Provided entries:

--------------------------------------------------

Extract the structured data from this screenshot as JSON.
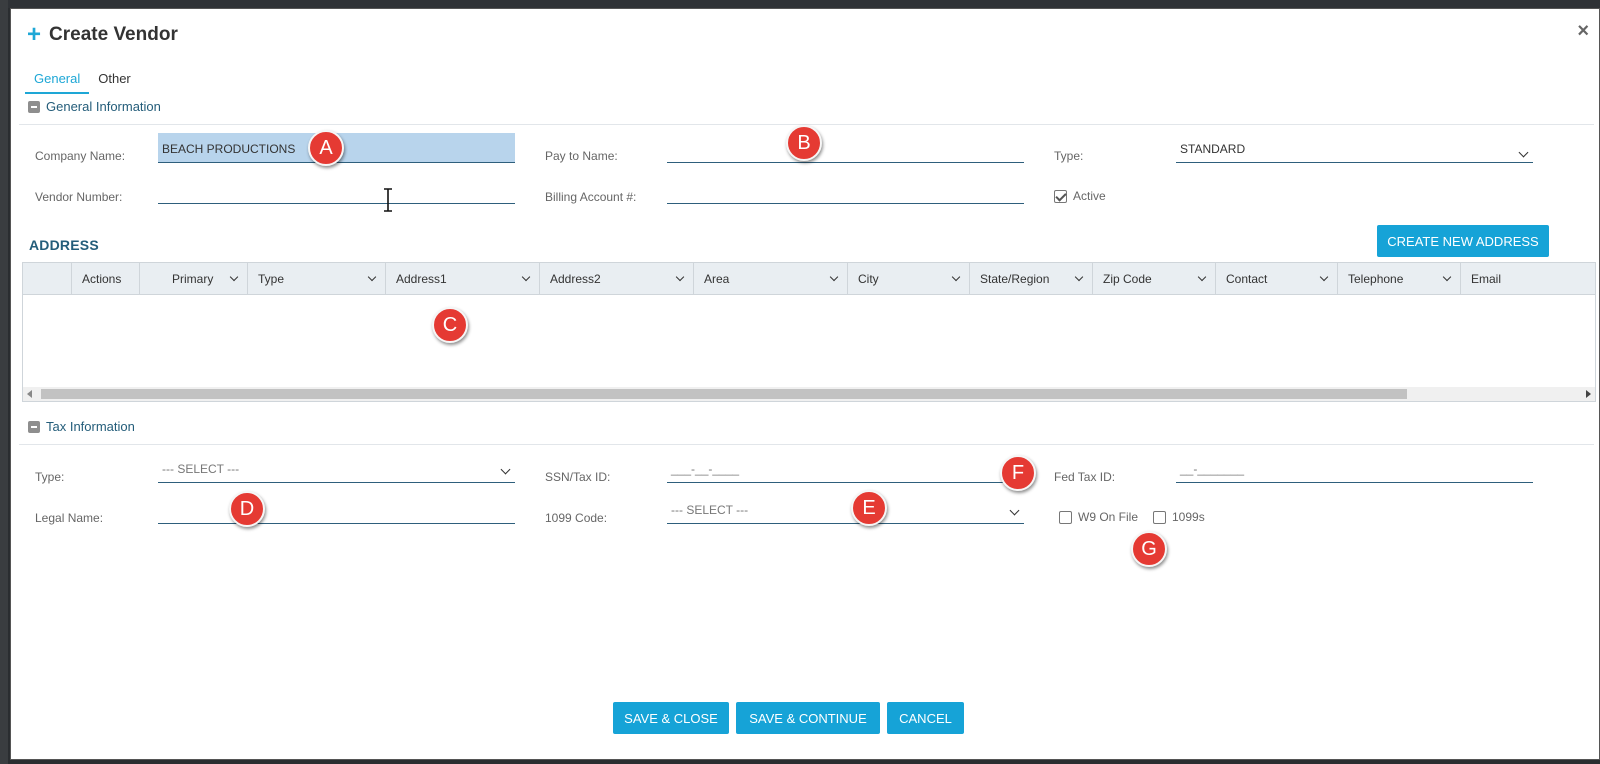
{
  "modal": {
    "title": "Create Vendor",
    "tabs": [
      "General",
      "Other"
    ],
    "active_tab": "General"
  },
  "general_info": {
    "heading": "General Information",
    "company_name_label": "Company Name:",
    "company_name_value": "BEACH PRODUCTIONS",
    "pay_to_label": "Pay to Name:",
    "pay_to_value": "",
    "type_label": "Type:",
    "type_value": "STANDARD",
    "vendor_number_label": "Vendor Number:",
    "vendor_number_value": "",
    "billing_label": "Billing Account #:",
    "billing_value": "",
    "active_label": "Active",
    "active_checked": true
  },
  "address": {
    "title": "ADDRESS",
    "create_button": "CREATE NEW ADDRESS",
    "columns": [
      "Actions",
      "Primary",
      "Type",
      "Address1",
      "Address2",
      "Area",
      "City",
      "State/Region",
      "Zip Code",
      "Contact",
      "Telephone",
      "Email"
    ],
    "rows": []
  },
  "tax_info": {
    "heading": "Tax Information",
    "type_label": "Type:",
    "type_value": "--- SELECT ---",
    "ssn_label": "SSN/Tax ID:",
    "ssn_value": "___-__-____",
    "fed_label": "Fed Tax ID:",
    "fed_value": "__-_______",
    "legal_label": "Legal Name:",
    "legal_value": "",
    "code_label": "1099 Code:",
    "code_value": "--- SELECT ---",
    "w9_label": "W9 On File",
    "w9_checked": false,
    "label_1099s": "1099s",
    "checked_1099s": false
  },
  "footer": {
    "save_close": "SAVE & CLOSE",
    "save_continue": "SAVE & CONTINUE",
    "cancel": "CANCEL"
  },
  "markers": [
    "A",
    "B",
    "C",
    "D",
    "E",
    "F",
    "G"
  ],
  "colors": {
    "accent": "#16a3d7",
    "marker": "#e53a33",
    "heading": "#245d7a"
  }
}
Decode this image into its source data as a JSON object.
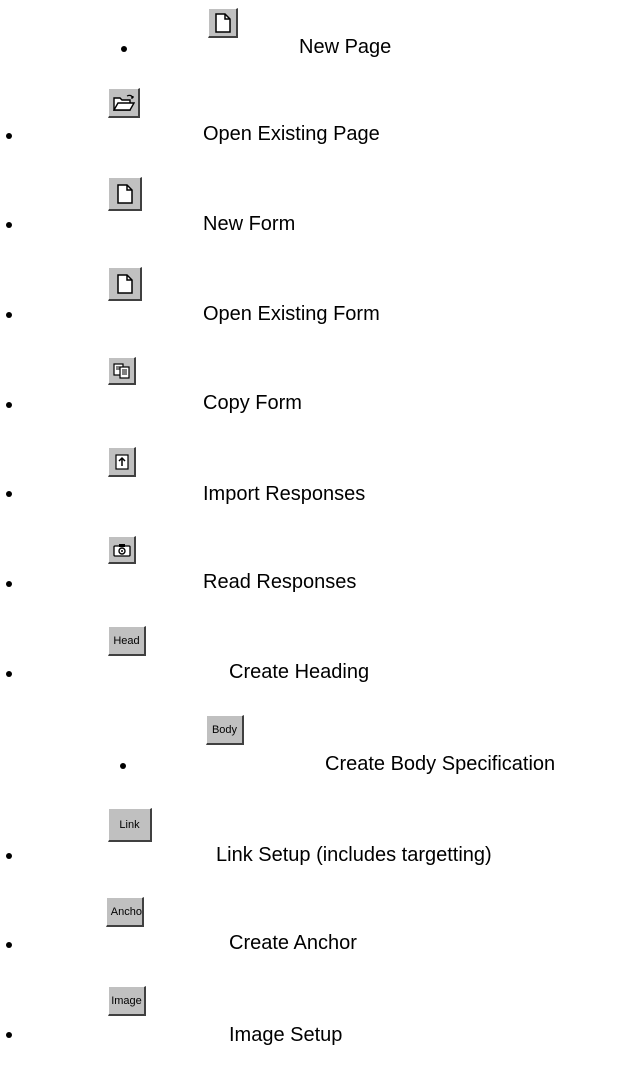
{
  "items": [
    {
      "icon": "new-page-icon",
      "button_text": "",
      "label": "New Page"
    },
    {
      "icon": "open-folder-icon",
      "button_text": "",
      "label": "Open Existing Page"
    },
    {
      "icon": "new-form-icon",
      "button_text": "",
      "label": "New Form"
    },
    {
      "icon": "open-form-icon",
      "button_text": "",
      "label": "Open Existing Form"
    },
    {
      "icon": "copy-icon",
      "button_text": "",
      "label": "Copy Form"
    },
    {
      "icon": "import-arrow-icon",
      "button_text": "",
      "label": "Import Responses"
    },
    {
      "icon": "camera-icon",
      "button_text": "",
      "label": "Read Responses"
    },
    {
      "icon": "head-button-icon",
      "button_text": "Head",
      "label": "Create Heading"
    },
    {
      "icon": "body-button-icon",
      "button_text": "Body",
      "label": "Create Body Specification"
    },
    {
      "icon": "link-button-icon",
      "button_text": "Link",
      "label": "Link Setup (includes targetting)"
    },
    {
      "icon": "anchor-button-icon",
      "button_text": "Ancho",
      "label": "Create Anchor"
    },
    {
      "icon": "image-button-icon",
      "button_text": "Image",
      "label": "Image Setup"
    }
  ]
}
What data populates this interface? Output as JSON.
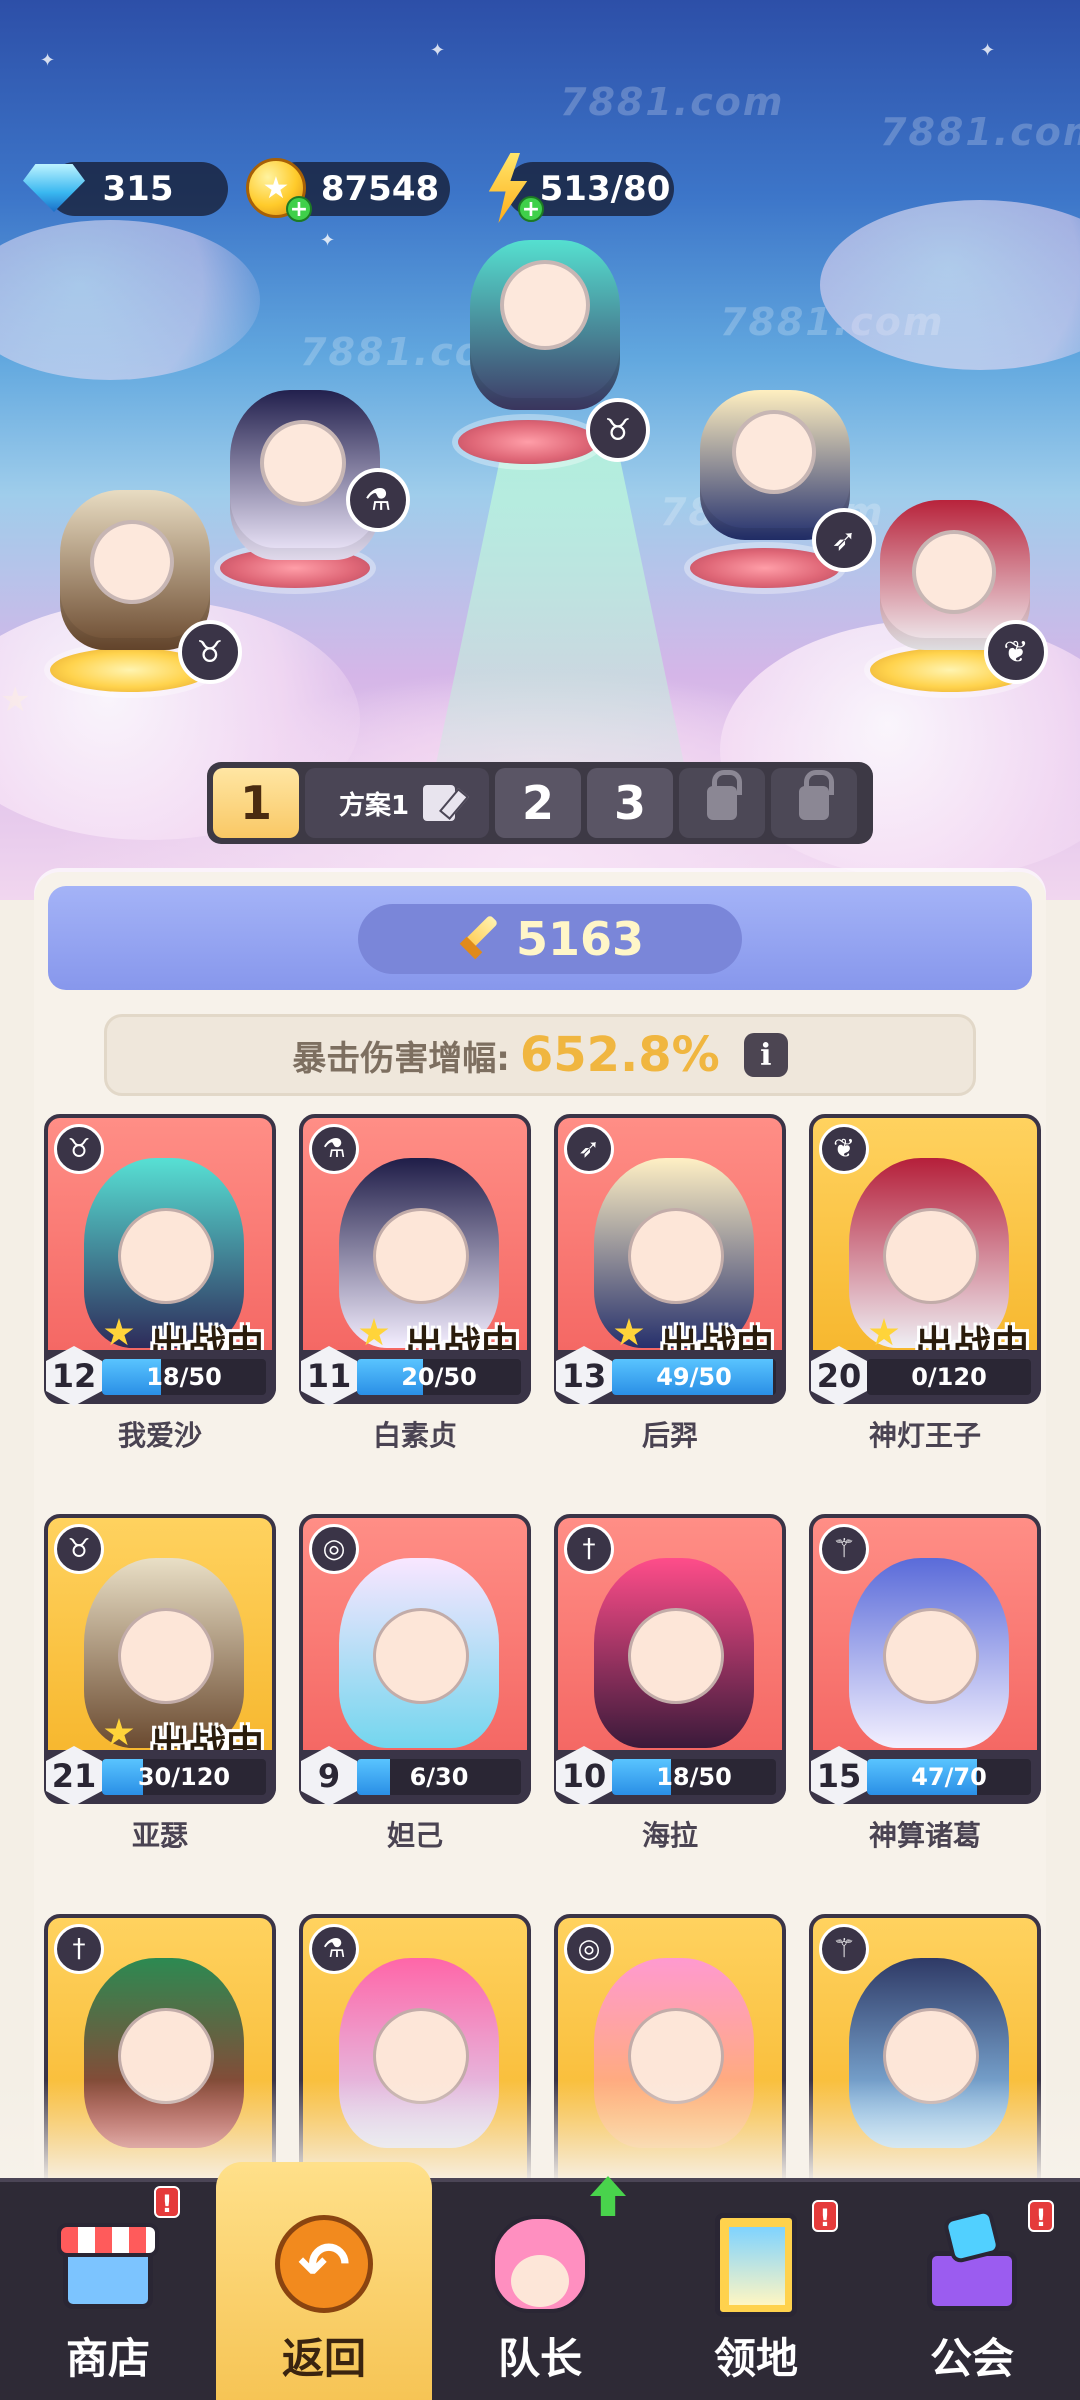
{
  "currency": {
    "gems": "315",
    "gold": "87548",
    "energy": "513/80"
  },
  "watermark": "7881.com",
  "formation": {
    "active_slot": "1",
    "plan_label": "方案1",
    "slots": [
      "2",
      "3"
    ]
  },
  "power": "5163",
  "crit": {
    "label": "暴击伤害增幅:",
    "value": "652.8%",
    "info": "i"
  },
  "deployed_label": "出战中",
  "heroes": [
    {
      "name": "我爱沙",
      "level": "12",
      "xp": "18/50",
      "progress": 0.36,
      "deployed": true,
      "color": "red",
      "class_icon": "ox-icon"
    },
    {
      "name": "白素贞",
      "level": "11",
      "xp": "20/50",
      "progress": 0.4,
      "deployed": true,
      "color": "red",
      "class_icon": "potion-icon"
    },
    {
      "name": "后羿",
      "level": "13",
      "xp": "49/50",
      "progress": 0.98,
      "deployed": true,
      "color": "red",
      "class_icon": "bow-icon"
    },
    {
      "name": "神灯王子",
      "level": "20",
      "xp": "0/120",
      "progress": 0.0,
      "deployed": true,
      "color": "gold",
      "class_icon": "wings-icon"
    },
    {
      "name": "亚瑟",
      "level": "21",
      "xp": "30/120",
      "progress": 0.25,
      "deployed": true,
      "color": "gold",
      "class_icon": "ox-icon"
    },
    {
      "name": "妲己",
      "level": "9",
      "xp": "6/30",
      "progress": 0.2,
      "deployed": false,
      "color": "red",
      "class_icon": "spiral-icon"
    },
    {
      "name": "海拉",
      "level": "10",
      "xp": "18/50",
      "progress": 0.36,
      "deployed": false,
      "color": "red",
      "class_icon": "sword-icon"
    },
    {
      "name": "神算诸葛",
      "level": "15",
      "xp": "47/70",
      "progress": 0.67,
      "deployed": false,
      "color": "red",
      "class_icon": "staff-icon"
    },
    {
      "name": "",
      "level": "",
      "xp": "",
      "progress": 0,
      "deployed": false,
      "color": "gold",
      "class_icon": "sword-icon"
    },
    {
      "name": "",
      "level": "",
      "xp": "",
      "progress": 0,
      "deployed": false,
      "color": "gold",
      "class_icon": "potion-icon"
    },
    {
      "name": "",
      "level": "",
      "xp": "",
      "progress": 0,
      "deployed": false,
      "color": "gold",
      "class_icon": "spiral-icon"
    },
    {
      "name": "",
      "level": "",
      "xp": "",
      "progress": 0,
      "deployed": false,
      "color": "gold",
      "class_icon": "staff-icon"
    }
  ],
  "nav": {
    "shop": "商店",
    "back": "返回",
    "captain": "队长",
    "territory": "领地",
    "guild": "公会",
    "alert": "!"
  }
}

--------------------------------------------------

The problem:
Leave out every picture and copy the rest of the records exactly.

Response for this exercise:
Extract the structured data from this screenshot as JSON.
{
  "modal": {
    "title": "Create Vendor",
    "tabs": [
      "General",
      "Other"
    ],
    "active_tab": "General"
  },
  "general_info": {
    "heading": "General Information",
    "company_name_label": "Company Name:",
    "company_name_value": "BEACH PRODUCTIONS",
    "pay_to_label": "Pay to Name:",
    "pay_to_value": "",
    "type_label": "Type:",
    "type_value": "STANDARD",
    "vendor_number_label": "Vendor Number:",
    "vendor_number_value": "",
    "billing_label": "Billing Account #:",
    "billing_value": "",
    "active_label": "Active",
    "active_checked": true
  },
  "address": {
    "title": "ADDRESS",
    "create_button": "CREATE NEW ADDRESS",
    "columns": [
      "Actions",
      "Primary",
      "Type",
      "Address1",
      "Address2",
      "Area",
      "City",
      "State/Region",
      "Zip Code",
      "Contact",
      "Telephone",
      "Email"
    ],
    "rows": []
  },
  "tax_info": {
    "heading": "Tax Information",
    "type_label": "Type:",
    "type_value": "--- SELECT ---",
    "ssn_label": "SSN/Tax ID:",
    "ssn_value": "___-__-____",
    "fed_label": "Fed Tax ID:",
    "fed_value": "__-_______",
    "legal_label": "Legal Name:",
    "legal_value": "",
    "code_label": "1099 Code:",
    "code_value": "--- SELECT ---",
    "w9_label": "W9 On File",
    "w9_checked": false,
    "label_1099s": "1099s",
    "checked_1099s": false
  },
  "footer": {
    "save_close": "SAVE & CLOSE",
    "save_continue": "SAVE & CONTINUE",
    "cancel": "CANCEL"
  },
  "markers": [
    "A",
    "B",
    "C",
    "D",
    "E",
    "F",
    "G"
  ],
  "colors": {
    "accent": "#16a3d7",
    "marker": "#e53a33",
    "heading": "#245d7a"
  }
}
Decode this image into its source data as a JSON object.
{
  "items": [
    {
      "icon": "new-page-icon",
      "button_text": "",
      "label": "New Page"
    },
    {
      "icon": "open-folder-icon",
      "button_text": "",
      "label": "Open Existing Page"
    },
    {
      "icon": "new-form-icon",
      "button_text": "",
      "label": "New Form"
    },
    {
      "icon": "open-form-icon",
      "button_text": "",
      "label": "Open Existing Form"
    },
    {
      "icon": "copy-icon",
      "button_text": "",
      "label": "Copy Form"
    },
    {
      "icon": "import-arrow-icon",
      "button_text": "",
      "label": "Import Responses"
    },
    {
      "icon": "camera-icon",
      "button_text": "",
      "label": "Read Responses"
    },
    {
      "icon": "head-button-icon",
      "button_text": "Head",
      "label": "Create Heading"
    },
    {
      "icon": "body-button-icon",
      "button_text": "Body",
      "label": "Create Body Specification"
    },
    {
      "icon": "link-button-icon",
      "button_text": "Link",
      "label": "Link Setup (includes targetting)"
    },
    {
      "icon": "anchor-button-icon",
      "button_text": "Ancho",
      "label": "Create Anchor"
    },
    {
      "icon": "image-button-icon",
      "button_text": "Image",
      "label": "Image Setup"
    }
  ]
}
What data populates this interface? Output as JSON.
{
  "currency": {
    "gems": "315",
    "gold": "87548",
    "energy": "513/80"
  },
  "watermark": "7881.com",
  "formation": {
    "active_slot": "1",
    "plan_label": "方案1",
    "slots": [
      "2",
      "3"
    ]
  },
  "power": "5163",
  "crit": {
    "label": "暴击伤害增幅:",
    "value": "652.8%",
    "info": "i"
  },
  "deployed_label": "出战中",
  "heroes": [
    {
      "name": "我爱沙",
      "level": "12",
      "xp": "18/50",
      "progress": 0.36,
      "deployed": true,
      "color": "red",
      "class_icon": "ox-icon"
    },
    {
      "name": "白素贞",
      "level": "11",
      "xp": "20/50",
      "progress": 0.4,
      "deployed": true,
      "color": "red",
      "class_icon": "potion-icon"
    },
    {
      "name": "后羿",
      "level": "13",
      "xp": "49/50",
      "progress": 0.98,
      "deployed": true,
      "color": "red",
      "class_icon": "bow-icon"
    },
    {
      "name": "神灯王子",
      "level": "20",
      "xp": "0/120",
      "progress": 0.0,
      "deployed": true,
      "color": "gold",
      "class_icon": "wings-icon"
    },
    {
      "name": "亚瑟",
      "level": "21",
      "xp": "30/120",
      "progress": 0.25,
      "deployed": true,
      "color": "gold",
      "class_icon": "ox-icon"
    },
    {
      "name": "妲己",
      "level": "9",
      "xp": "6/30",
      "progress": 0.2,
      "deployed": false,
      "color": "red",
      "class_icon": "spiral-icon"
    },
    {
      "name": "海拉",
      "level": "10",
      "xp": "18/50",
      "progress": 0.36,
      "deployed": false,
      "color": "red",
      "class_icon": "sword-icon"
    },
    {
      "name": "神算诸葛",
      "level": "15",
      "xp": "47/70",
      "progress": 0.67,
      "deployed": false,
      "color": "red",
      "class_icon": "staff-icon"
    },
    {
      "name": "",
      "level": "",
      "xp": "",
      "progress": 0,
      "deployed": false,
      "color": "gold",
      "class_icon": "sword-icon"
    },
    {
      "name": "",
      "level": "",
      "xp": "",
      "progress": 0,
      "deployed": false,
      "color": "gold",
      "class_icon": "potion-icon"
    },
    {
      "name": "",
      "level": "",
      "xp": "",
      "progress": 0,
      "deployed": false,
      "color": "gold",
      "class_icon": "spiral-icon"
    },
    {
      "name": "",
      "level": "",
      "xp": "",
      "progress": 0,
      "deployed": false,
      "color": "gold",
      "class_icon": "staff-icon"
    }
  ],
  "nav": {
    "shop": "商店",
    "back": "返回",
    "captain": "队长",
    "territory": "领地",
    "guild": "公会",
    "alert": "!"
  }
}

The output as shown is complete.